(Extracted data entries)
'''
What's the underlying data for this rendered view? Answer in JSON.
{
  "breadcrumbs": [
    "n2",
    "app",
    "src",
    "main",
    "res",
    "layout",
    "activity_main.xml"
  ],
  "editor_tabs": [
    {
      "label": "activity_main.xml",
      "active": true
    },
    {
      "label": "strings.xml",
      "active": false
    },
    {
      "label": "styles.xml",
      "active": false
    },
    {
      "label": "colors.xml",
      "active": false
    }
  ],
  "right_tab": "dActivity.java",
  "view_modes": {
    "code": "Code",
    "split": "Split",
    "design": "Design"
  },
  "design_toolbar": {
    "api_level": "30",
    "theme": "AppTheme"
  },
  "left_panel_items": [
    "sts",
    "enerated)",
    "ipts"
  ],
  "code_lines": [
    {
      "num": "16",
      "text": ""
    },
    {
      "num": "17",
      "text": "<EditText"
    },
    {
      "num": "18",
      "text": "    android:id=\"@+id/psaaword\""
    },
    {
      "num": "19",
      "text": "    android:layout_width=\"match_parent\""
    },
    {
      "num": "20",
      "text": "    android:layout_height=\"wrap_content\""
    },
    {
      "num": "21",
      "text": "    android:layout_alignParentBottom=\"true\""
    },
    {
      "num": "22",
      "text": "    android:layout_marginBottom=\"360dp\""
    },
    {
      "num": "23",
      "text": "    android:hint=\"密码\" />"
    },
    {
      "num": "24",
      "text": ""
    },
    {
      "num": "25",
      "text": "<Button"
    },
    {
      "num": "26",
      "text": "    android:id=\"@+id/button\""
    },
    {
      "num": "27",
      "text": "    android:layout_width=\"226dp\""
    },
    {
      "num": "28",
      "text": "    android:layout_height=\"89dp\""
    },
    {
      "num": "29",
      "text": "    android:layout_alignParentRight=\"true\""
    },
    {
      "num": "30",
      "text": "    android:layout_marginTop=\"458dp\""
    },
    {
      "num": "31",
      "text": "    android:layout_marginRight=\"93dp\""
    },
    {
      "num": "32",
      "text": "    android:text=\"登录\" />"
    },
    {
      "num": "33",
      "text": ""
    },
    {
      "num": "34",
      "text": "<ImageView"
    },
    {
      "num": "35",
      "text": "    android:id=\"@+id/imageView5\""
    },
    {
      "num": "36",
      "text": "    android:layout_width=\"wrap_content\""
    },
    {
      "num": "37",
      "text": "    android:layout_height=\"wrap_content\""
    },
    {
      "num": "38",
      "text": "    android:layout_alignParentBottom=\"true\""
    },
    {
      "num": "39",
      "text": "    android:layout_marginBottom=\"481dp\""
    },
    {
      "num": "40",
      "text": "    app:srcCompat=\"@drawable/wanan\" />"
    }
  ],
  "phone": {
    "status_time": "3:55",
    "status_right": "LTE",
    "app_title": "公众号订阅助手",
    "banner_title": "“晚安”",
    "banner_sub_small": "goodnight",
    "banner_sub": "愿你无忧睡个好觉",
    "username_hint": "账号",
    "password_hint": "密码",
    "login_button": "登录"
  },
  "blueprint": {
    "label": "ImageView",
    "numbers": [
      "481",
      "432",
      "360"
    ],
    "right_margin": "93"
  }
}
'''
'''
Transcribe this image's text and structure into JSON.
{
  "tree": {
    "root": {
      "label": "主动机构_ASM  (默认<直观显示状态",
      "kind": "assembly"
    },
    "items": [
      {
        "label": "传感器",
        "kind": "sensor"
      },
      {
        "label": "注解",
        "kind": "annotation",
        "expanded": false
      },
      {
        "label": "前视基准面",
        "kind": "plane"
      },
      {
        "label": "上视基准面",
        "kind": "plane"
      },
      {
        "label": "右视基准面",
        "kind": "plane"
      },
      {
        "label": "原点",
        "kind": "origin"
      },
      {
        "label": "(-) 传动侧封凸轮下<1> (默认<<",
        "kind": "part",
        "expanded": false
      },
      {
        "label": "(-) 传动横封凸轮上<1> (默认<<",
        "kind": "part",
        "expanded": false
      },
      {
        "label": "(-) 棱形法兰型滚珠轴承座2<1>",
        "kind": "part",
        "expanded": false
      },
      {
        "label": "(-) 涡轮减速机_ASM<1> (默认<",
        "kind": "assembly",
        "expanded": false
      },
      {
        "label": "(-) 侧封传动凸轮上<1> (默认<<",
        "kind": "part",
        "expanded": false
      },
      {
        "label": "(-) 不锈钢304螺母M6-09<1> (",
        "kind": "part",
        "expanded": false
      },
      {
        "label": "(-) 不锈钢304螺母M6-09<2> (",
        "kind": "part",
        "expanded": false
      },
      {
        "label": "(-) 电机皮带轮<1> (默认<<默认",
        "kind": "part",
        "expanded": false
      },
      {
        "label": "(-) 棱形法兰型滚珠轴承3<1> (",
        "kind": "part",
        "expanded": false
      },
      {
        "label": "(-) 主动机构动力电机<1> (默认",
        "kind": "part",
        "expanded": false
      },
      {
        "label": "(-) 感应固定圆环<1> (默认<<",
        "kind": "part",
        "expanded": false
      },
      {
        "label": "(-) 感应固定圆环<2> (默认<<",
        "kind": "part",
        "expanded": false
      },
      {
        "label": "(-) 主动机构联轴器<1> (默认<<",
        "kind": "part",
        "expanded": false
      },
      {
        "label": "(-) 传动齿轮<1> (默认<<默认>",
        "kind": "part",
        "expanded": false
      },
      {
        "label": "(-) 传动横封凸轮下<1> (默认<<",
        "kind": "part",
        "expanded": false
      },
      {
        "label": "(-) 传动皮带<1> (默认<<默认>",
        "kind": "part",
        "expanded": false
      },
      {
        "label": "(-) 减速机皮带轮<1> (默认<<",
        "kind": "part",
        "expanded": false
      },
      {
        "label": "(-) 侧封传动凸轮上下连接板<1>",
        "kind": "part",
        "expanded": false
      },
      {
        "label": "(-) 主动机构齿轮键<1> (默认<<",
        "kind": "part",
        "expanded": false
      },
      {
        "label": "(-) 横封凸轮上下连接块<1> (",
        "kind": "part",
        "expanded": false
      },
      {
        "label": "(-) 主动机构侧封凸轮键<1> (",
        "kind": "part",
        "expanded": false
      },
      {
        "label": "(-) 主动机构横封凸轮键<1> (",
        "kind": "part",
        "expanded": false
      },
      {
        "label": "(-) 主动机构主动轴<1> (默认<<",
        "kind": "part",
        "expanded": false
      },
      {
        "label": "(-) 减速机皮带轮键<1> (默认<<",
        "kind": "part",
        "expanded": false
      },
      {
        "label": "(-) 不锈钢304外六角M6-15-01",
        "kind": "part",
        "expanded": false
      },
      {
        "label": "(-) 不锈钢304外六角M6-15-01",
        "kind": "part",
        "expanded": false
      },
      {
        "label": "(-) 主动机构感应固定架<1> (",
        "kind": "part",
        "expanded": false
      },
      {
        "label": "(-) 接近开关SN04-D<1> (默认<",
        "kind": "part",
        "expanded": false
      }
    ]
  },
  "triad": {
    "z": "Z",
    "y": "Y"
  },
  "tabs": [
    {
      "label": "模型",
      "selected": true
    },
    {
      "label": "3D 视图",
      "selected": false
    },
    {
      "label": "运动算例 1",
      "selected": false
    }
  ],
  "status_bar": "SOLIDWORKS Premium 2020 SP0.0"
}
'''
§ **Instruction**: Search the data for the word "true" and copy each line where it appears.

§ **Output below**:
      "active": true
      "text": "    android:layout_alignParentBottom=\"true\""
      "text": "    android:layout_alignParentRight=\"true\""
      "text": "    android:layout_alignParentBottom=\"true\""
      "selected": true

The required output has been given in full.